## Your objective
Gather all lines with the word "Federal" in them.

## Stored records
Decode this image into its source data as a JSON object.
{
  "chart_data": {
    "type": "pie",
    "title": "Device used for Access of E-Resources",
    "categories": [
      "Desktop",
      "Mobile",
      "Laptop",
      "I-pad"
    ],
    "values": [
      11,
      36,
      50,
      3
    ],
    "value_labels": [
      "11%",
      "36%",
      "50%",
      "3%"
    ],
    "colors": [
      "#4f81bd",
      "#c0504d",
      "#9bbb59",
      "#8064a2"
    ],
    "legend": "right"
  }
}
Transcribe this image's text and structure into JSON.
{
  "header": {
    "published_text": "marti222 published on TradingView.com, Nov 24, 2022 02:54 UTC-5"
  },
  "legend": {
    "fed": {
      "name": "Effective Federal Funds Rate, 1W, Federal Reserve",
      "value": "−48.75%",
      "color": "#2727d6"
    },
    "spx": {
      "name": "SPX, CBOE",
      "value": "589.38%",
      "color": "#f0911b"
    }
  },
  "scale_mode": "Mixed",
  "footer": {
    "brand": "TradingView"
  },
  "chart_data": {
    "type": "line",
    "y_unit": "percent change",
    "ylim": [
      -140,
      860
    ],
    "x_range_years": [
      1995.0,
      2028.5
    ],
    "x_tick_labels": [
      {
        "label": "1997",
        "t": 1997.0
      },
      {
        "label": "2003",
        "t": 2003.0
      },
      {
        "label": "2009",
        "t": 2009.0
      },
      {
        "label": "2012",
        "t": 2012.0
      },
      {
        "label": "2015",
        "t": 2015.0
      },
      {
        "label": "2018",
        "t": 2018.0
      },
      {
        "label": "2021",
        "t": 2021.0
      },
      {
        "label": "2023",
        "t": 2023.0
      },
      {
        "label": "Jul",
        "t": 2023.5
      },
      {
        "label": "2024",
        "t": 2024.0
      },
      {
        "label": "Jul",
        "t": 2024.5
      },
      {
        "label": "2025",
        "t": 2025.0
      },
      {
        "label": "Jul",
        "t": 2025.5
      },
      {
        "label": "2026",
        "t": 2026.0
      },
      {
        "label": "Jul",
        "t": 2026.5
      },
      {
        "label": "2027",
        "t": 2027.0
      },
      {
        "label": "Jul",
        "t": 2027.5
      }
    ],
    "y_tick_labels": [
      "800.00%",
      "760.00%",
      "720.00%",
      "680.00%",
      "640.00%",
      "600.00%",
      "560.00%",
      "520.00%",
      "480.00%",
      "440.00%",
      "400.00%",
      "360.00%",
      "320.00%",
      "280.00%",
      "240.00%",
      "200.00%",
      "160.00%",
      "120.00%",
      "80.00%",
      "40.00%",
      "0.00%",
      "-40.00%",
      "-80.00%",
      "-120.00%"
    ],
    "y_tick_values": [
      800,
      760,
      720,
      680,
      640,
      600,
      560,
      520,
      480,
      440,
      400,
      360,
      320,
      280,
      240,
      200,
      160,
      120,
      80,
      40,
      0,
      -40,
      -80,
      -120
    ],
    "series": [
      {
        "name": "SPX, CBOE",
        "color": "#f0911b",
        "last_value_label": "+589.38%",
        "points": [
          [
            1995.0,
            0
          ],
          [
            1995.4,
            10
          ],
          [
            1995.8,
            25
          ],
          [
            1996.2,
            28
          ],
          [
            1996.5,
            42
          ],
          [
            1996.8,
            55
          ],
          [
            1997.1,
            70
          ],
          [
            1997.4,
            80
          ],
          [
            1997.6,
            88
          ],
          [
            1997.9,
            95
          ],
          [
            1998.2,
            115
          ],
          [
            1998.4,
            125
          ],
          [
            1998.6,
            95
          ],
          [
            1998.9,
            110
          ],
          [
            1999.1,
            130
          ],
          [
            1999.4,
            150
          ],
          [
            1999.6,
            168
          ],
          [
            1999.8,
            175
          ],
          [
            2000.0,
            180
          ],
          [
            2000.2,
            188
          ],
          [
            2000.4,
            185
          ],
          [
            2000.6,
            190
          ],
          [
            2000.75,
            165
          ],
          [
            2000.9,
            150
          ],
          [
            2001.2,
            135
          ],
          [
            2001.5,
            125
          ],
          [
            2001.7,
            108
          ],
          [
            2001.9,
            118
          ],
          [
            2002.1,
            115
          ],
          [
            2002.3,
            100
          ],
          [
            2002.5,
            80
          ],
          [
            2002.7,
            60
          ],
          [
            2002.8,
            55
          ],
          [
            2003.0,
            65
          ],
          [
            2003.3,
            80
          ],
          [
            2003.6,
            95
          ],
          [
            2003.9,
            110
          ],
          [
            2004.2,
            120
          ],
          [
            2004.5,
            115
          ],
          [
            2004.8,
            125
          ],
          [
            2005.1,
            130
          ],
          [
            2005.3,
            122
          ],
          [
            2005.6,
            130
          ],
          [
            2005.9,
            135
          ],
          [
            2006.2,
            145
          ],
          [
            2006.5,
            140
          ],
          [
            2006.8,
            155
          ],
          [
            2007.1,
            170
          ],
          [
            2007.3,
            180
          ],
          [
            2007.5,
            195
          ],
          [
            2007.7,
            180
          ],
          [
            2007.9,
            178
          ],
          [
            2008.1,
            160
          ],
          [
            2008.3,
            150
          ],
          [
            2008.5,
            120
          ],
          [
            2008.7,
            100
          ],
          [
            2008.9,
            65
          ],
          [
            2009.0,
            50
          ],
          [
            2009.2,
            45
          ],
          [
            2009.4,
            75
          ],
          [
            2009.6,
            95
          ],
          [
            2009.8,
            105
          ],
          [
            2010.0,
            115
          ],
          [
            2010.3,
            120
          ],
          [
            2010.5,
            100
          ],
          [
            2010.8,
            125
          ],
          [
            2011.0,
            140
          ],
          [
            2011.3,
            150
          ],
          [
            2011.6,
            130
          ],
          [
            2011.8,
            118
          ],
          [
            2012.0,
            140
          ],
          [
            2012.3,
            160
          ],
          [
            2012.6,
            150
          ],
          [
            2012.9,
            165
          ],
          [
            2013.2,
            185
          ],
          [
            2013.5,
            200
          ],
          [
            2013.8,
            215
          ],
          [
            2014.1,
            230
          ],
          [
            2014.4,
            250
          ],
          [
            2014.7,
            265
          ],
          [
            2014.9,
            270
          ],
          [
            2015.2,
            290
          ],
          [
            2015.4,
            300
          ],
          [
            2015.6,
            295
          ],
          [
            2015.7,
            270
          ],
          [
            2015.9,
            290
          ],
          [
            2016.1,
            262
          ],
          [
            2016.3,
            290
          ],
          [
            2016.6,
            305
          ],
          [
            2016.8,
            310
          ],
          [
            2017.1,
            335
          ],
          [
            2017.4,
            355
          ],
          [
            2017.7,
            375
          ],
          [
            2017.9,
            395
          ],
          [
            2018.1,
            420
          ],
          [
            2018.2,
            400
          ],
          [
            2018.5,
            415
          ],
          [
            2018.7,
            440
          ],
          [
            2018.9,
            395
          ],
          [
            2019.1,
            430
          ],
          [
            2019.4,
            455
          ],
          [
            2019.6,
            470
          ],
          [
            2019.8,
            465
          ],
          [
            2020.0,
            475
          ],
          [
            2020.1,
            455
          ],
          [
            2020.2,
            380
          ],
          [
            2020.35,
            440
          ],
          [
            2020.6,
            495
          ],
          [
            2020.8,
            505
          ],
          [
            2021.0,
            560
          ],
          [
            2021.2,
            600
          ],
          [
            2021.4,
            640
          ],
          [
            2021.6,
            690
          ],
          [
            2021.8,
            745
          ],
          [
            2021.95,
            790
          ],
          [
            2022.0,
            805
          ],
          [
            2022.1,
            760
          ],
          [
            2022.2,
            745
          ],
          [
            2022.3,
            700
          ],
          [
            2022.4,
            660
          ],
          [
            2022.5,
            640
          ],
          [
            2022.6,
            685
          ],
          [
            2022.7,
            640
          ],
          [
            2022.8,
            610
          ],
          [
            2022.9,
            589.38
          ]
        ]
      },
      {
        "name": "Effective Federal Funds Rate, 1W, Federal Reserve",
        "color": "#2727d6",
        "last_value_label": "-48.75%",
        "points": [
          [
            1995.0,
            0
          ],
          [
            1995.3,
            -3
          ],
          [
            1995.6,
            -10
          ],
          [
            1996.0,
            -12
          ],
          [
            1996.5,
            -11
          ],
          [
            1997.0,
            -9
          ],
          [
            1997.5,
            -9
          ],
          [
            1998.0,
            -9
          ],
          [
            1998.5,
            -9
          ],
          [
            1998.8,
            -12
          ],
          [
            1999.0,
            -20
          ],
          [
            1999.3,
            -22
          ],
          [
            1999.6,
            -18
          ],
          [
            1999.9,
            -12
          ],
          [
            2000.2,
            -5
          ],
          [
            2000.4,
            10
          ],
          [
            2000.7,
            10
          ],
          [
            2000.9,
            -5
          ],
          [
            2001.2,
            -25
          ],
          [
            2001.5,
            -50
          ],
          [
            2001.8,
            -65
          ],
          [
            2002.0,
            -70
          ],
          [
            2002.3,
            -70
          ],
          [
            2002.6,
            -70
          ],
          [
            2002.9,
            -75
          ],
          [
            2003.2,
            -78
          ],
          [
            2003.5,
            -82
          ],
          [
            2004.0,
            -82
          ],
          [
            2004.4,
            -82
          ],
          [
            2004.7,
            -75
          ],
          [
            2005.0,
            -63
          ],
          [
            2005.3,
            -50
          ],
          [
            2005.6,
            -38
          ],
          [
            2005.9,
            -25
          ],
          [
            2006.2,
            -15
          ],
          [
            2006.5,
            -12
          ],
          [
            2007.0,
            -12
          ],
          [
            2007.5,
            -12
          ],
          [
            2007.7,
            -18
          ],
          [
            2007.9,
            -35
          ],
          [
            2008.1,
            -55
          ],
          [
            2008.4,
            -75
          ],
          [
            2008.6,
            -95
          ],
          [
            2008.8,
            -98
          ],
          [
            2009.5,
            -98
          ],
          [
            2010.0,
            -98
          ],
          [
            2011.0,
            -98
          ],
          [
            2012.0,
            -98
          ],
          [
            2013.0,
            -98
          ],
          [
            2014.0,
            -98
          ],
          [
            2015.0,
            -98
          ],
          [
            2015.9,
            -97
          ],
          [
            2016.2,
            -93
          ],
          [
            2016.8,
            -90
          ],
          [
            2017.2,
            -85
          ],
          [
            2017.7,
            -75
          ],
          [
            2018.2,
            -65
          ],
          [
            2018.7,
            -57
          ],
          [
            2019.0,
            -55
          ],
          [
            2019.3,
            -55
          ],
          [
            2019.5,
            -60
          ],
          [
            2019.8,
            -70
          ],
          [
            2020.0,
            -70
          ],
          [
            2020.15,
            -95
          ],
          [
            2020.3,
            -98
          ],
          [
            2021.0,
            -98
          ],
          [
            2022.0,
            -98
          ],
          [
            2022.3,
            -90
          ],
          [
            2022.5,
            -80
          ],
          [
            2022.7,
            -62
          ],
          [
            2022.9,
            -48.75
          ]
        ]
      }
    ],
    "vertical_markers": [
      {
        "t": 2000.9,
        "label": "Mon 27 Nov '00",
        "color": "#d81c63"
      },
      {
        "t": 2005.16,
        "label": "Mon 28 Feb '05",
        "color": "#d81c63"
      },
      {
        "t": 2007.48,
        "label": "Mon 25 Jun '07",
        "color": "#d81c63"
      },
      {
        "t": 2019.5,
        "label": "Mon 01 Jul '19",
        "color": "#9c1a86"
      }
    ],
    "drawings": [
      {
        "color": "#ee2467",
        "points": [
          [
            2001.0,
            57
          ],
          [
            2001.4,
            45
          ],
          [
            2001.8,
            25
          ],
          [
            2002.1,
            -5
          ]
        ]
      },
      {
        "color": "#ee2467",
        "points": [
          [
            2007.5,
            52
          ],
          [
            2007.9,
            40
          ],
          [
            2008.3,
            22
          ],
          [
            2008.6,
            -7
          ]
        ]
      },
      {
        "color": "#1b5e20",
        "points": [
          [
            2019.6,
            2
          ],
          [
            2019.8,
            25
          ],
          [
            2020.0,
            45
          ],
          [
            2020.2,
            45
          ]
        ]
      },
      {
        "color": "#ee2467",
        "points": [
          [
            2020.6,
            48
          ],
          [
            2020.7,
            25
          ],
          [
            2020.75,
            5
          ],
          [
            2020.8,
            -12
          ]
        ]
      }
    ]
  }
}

## Worked answer
      "name": "Effective Federal Funds Rate, 1W, Federal Reserve",
        "name": "Effective Federal Funds Rate, 1W, Federal Reserve",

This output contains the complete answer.